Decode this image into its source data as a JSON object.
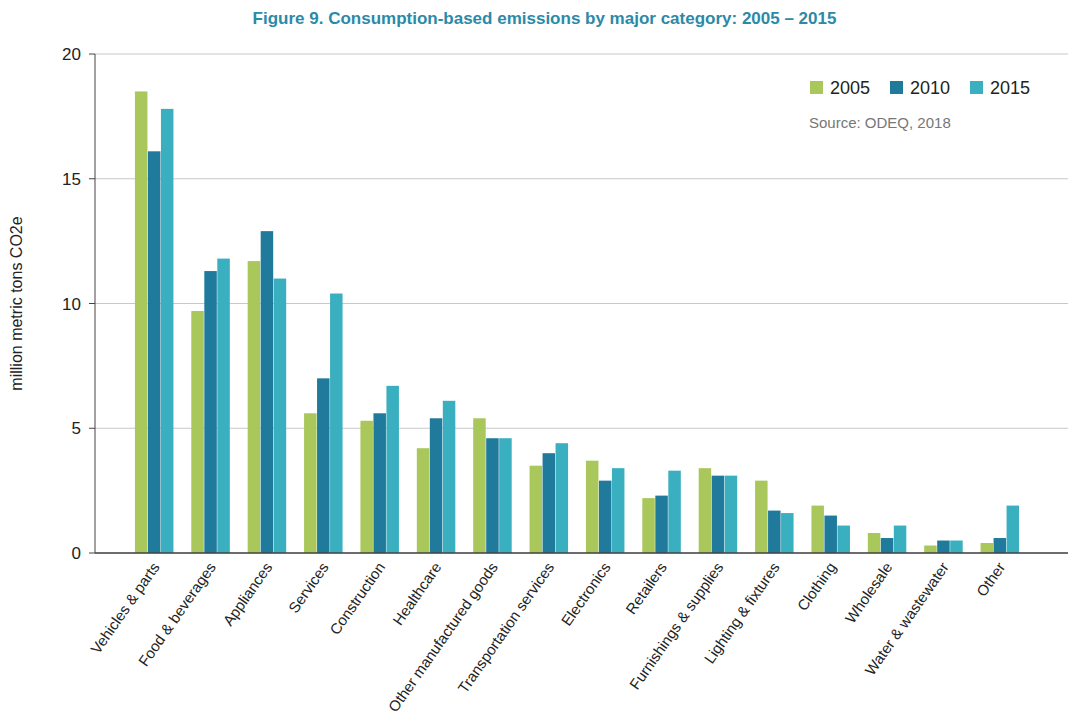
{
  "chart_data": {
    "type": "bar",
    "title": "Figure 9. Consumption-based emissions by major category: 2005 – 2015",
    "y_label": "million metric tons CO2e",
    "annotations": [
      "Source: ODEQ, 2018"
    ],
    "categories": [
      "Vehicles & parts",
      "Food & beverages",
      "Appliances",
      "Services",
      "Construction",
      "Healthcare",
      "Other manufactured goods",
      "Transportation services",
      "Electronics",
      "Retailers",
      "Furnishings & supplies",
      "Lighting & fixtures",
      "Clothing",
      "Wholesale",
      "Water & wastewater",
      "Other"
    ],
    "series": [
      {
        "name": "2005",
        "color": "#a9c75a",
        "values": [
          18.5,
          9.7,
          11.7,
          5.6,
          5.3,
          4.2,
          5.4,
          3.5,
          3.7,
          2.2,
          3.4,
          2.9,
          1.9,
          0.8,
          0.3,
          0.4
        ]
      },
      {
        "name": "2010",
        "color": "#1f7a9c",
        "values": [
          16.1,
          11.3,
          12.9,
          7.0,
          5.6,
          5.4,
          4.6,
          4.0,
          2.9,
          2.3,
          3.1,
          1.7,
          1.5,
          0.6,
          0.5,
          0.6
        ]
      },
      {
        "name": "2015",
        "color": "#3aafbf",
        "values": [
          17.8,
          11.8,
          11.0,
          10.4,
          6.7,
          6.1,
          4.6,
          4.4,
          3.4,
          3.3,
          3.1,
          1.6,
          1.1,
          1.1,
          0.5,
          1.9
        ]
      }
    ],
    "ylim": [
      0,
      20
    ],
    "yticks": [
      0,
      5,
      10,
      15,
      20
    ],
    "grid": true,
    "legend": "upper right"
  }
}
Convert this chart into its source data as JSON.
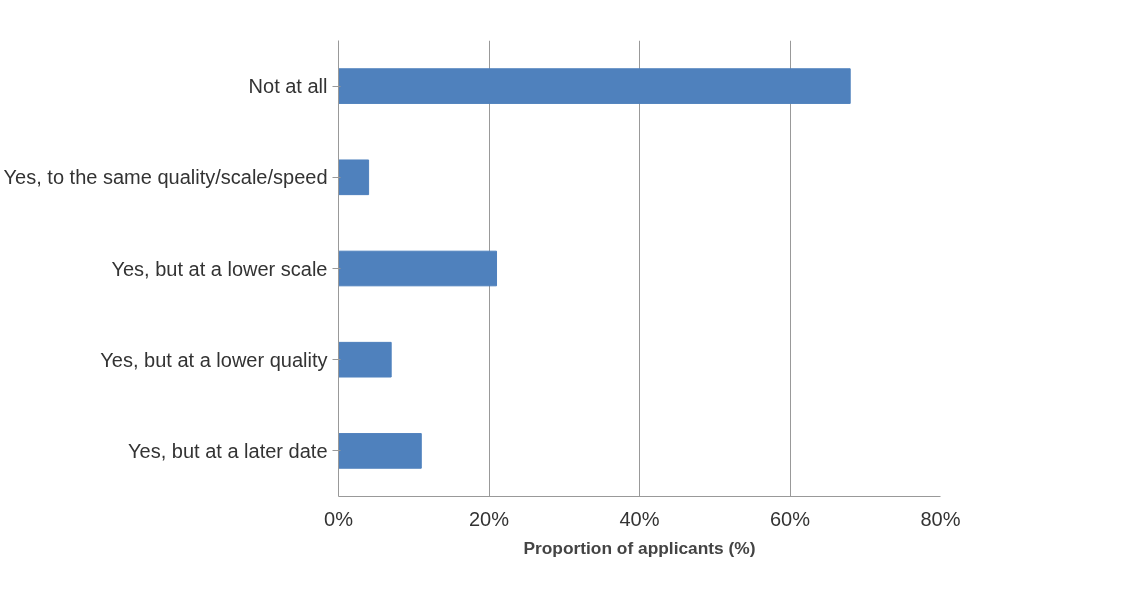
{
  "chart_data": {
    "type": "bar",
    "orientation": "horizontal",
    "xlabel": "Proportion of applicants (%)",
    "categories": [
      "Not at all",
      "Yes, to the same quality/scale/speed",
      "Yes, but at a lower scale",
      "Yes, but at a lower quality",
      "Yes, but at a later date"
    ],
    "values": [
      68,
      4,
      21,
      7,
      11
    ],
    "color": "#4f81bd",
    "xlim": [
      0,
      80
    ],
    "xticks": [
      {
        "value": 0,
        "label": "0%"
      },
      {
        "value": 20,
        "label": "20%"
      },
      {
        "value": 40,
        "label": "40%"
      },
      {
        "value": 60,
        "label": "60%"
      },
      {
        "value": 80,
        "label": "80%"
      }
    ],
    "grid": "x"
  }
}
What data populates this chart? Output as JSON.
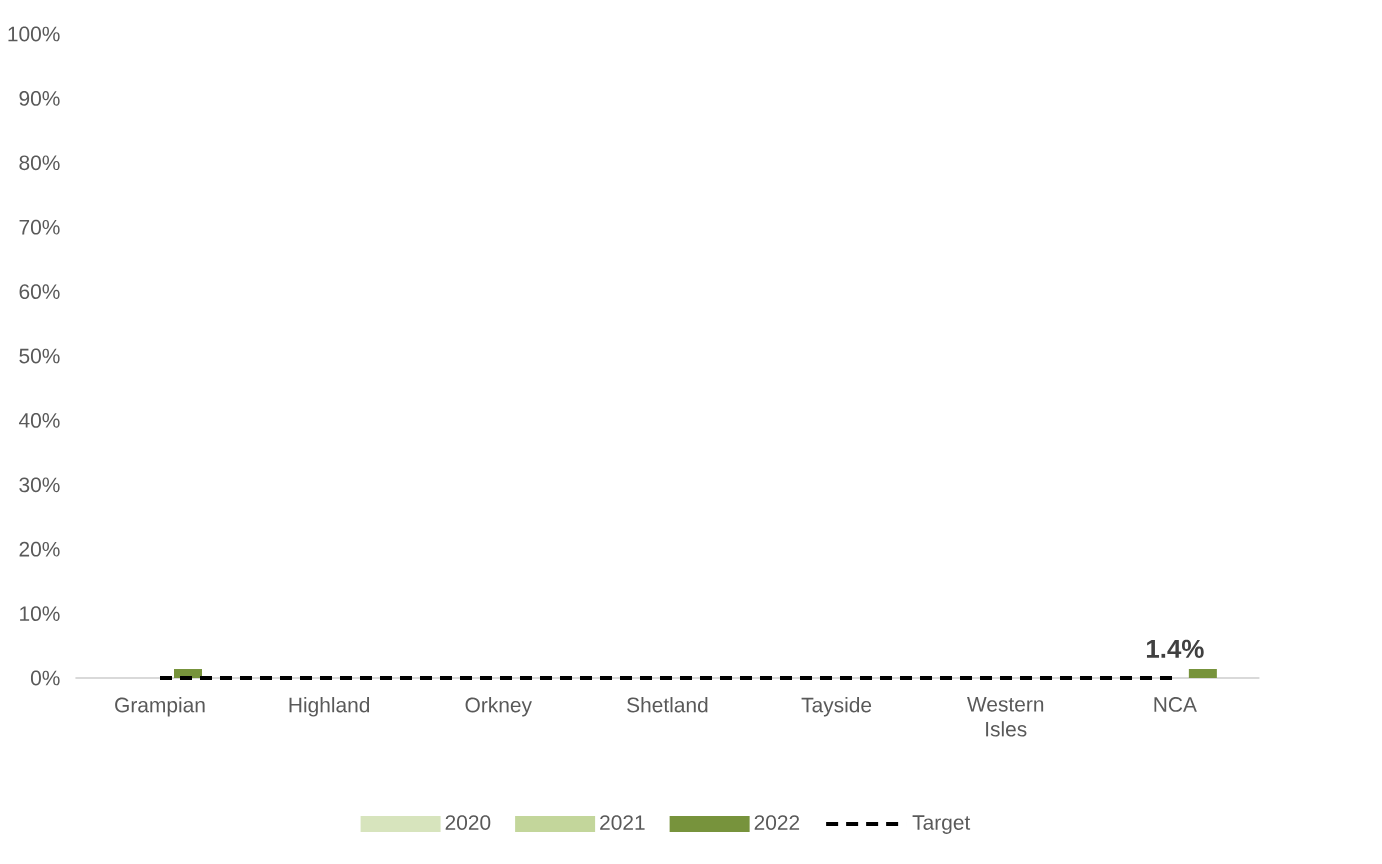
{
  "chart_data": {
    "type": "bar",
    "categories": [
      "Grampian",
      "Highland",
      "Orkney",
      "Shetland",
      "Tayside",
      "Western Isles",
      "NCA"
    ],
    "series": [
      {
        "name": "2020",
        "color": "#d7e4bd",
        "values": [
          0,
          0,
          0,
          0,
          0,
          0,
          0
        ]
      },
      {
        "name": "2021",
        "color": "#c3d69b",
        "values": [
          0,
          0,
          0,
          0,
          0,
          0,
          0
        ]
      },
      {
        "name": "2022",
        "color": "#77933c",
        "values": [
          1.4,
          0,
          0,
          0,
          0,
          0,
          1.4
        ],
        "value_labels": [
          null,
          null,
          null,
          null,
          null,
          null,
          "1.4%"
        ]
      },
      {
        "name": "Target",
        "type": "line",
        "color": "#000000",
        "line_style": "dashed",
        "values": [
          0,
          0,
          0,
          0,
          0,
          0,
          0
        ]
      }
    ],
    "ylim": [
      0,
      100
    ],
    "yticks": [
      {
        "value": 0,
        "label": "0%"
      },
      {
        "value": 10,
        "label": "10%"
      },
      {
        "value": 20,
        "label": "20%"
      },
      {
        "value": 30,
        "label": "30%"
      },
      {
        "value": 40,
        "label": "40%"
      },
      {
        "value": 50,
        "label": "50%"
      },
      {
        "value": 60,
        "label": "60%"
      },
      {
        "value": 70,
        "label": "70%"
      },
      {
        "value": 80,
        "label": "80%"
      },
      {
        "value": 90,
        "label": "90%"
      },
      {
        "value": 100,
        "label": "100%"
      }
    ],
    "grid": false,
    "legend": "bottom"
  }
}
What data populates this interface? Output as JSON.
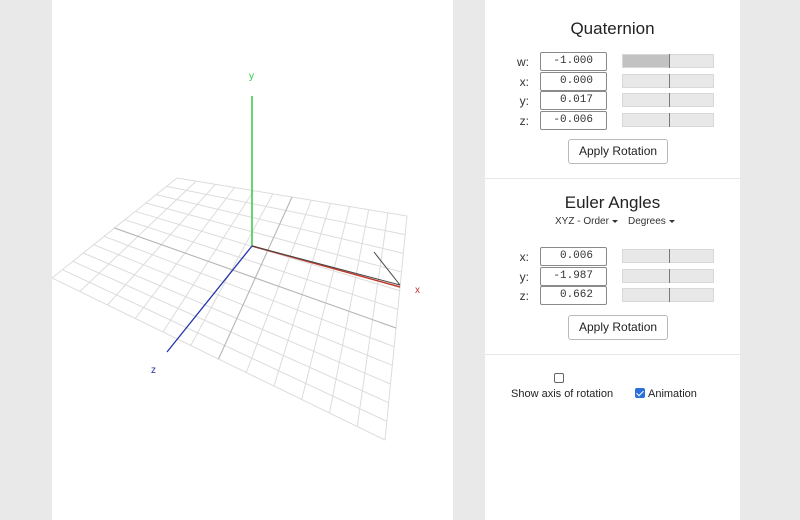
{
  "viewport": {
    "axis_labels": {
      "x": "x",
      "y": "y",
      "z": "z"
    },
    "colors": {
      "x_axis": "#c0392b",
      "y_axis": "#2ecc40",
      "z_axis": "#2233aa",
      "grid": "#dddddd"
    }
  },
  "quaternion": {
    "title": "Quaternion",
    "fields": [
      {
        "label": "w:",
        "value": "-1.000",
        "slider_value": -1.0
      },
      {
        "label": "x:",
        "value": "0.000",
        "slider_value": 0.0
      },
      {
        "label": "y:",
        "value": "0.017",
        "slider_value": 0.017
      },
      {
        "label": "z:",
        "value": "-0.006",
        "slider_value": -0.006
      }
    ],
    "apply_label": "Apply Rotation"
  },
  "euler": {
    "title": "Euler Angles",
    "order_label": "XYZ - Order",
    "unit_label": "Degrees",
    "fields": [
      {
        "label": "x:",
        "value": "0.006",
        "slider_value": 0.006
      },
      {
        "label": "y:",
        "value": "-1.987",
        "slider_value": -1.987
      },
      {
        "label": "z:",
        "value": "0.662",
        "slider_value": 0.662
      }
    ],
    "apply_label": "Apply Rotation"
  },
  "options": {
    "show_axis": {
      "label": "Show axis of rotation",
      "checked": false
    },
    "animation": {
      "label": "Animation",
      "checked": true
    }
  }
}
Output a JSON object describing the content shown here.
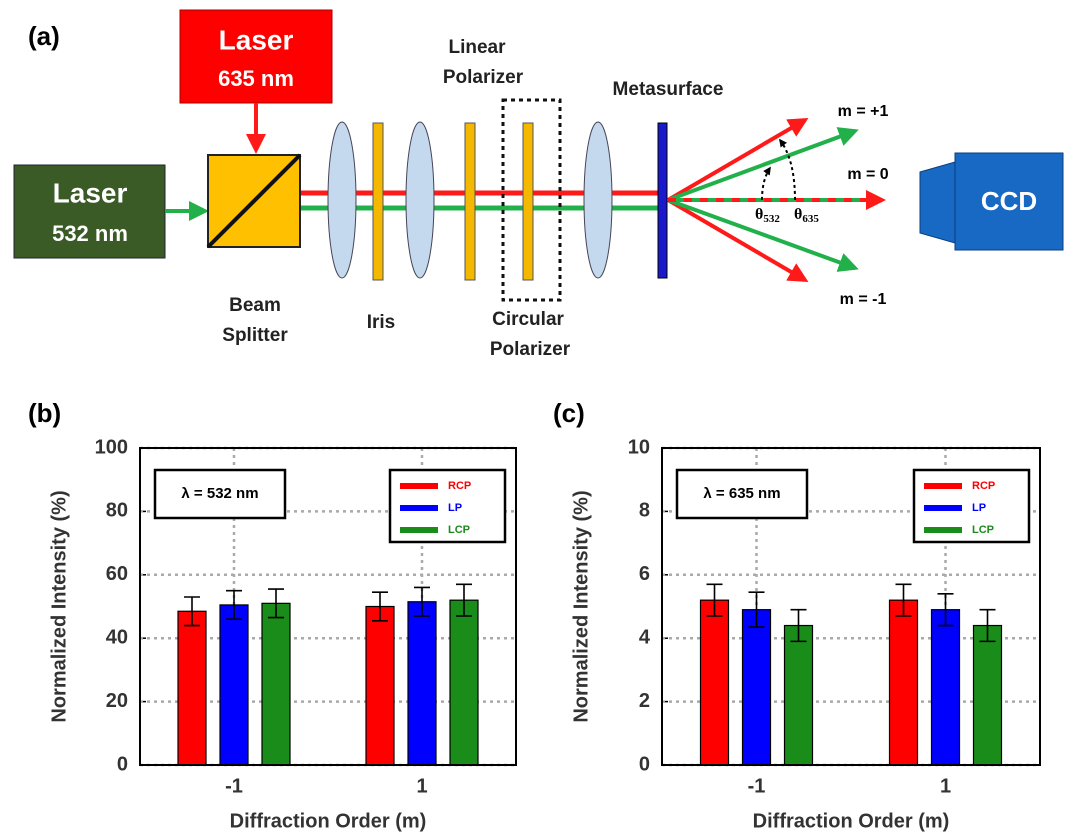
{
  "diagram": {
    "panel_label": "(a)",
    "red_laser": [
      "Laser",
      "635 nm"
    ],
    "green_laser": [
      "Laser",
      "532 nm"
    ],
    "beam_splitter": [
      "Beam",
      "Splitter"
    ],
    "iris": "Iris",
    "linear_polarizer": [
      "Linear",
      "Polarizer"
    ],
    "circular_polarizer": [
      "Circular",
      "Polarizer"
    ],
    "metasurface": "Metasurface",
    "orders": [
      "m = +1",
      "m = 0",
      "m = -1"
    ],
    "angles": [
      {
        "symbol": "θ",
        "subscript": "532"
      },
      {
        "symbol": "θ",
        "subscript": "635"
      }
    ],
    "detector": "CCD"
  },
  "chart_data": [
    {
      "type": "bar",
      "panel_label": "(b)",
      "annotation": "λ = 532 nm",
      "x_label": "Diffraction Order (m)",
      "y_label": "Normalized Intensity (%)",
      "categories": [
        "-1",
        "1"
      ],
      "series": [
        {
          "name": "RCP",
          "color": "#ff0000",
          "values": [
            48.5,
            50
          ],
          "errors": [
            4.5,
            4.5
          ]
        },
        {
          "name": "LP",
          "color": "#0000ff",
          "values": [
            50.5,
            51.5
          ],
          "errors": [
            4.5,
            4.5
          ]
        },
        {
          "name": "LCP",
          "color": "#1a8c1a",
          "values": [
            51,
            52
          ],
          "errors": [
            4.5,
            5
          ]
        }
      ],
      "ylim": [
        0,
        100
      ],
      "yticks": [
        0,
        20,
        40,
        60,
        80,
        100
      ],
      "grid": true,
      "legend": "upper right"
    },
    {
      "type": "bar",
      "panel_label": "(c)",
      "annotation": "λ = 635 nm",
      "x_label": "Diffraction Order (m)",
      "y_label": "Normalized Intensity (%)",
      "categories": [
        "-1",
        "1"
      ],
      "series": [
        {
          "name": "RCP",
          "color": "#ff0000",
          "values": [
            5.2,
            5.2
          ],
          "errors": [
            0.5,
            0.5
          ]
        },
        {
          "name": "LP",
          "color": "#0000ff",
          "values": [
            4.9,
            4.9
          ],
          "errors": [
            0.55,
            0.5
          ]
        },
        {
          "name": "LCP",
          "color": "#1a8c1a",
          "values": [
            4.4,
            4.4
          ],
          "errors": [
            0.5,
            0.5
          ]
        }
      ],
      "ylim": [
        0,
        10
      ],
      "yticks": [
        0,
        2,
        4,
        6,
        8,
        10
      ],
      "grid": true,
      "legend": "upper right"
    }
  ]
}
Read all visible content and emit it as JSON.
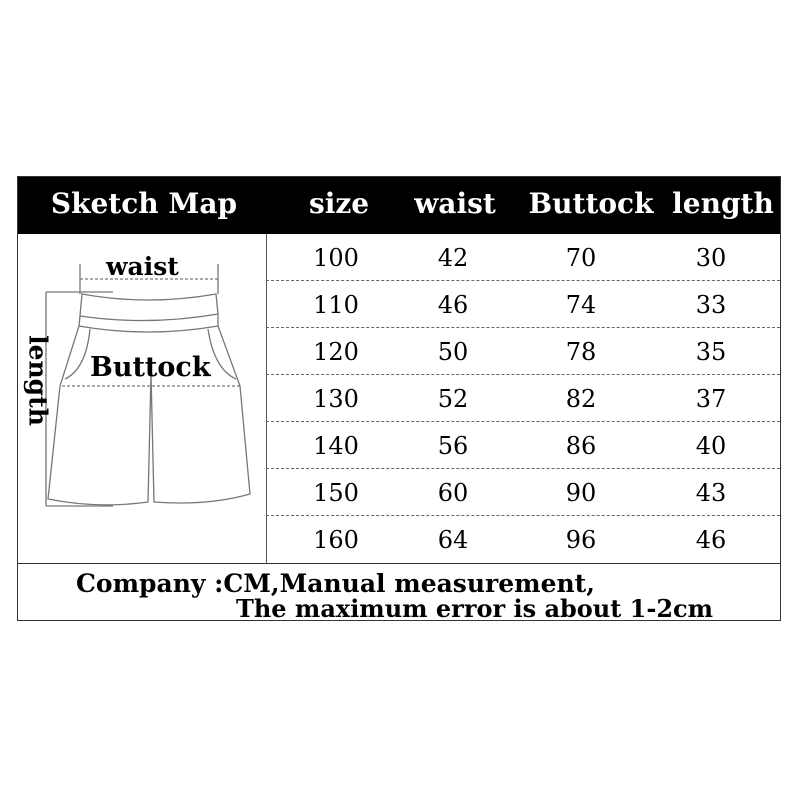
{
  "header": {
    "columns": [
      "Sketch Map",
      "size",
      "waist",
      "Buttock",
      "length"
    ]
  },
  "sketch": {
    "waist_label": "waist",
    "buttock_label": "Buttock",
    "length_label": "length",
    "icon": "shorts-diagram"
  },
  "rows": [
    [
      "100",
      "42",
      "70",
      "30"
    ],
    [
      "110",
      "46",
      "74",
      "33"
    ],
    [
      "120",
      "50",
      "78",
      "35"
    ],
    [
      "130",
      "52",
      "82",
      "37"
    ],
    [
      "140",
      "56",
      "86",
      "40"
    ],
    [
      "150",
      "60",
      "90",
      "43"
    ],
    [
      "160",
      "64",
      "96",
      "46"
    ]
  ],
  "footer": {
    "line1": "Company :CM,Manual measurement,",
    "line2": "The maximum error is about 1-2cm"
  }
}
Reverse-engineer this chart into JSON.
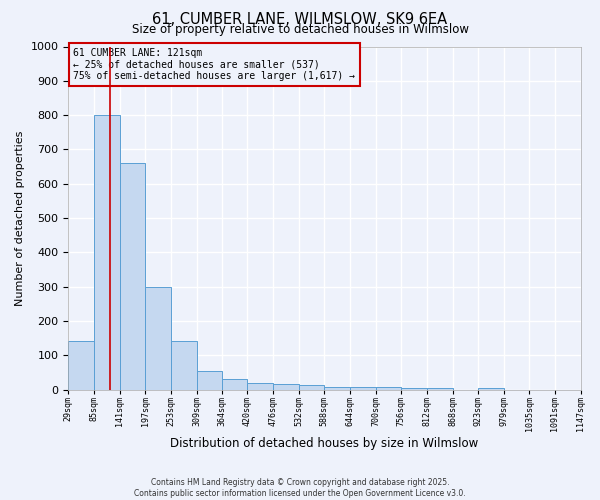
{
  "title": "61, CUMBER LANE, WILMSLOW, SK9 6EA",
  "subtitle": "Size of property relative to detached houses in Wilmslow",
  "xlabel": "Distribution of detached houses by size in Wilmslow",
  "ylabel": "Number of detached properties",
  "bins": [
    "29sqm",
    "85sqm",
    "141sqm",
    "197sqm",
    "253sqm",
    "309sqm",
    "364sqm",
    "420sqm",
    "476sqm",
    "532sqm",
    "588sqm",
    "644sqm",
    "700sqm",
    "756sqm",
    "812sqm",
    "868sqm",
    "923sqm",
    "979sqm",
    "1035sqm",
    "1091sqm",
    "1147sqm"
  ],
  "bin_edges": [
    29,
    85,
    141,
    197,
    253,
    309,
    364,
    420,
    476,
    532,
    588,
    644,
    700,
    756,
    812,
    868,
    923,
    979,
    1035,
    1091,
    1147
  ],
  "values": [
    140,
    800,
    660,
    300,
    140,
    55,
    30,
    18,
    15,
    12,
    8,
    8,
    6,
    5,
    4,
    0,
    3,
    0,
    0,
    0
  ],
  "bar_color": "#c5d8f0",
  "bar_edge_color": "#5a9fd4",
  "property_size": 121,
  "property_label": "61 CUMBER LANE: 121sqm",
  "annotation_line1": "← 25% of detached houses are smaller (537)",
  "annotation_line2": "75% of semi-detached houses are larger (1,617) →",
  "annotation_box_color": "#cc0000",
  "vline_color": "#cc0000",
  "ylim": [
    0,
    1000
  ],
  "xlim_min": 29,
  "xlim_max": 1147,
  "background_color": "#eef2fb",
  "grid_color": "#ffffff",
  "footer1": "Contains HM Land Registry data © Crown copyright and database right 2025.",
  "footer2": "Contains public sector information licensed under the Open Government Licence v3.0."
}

────

# Problem description
From the material, report only how many lines include the word "true".

# Task output
4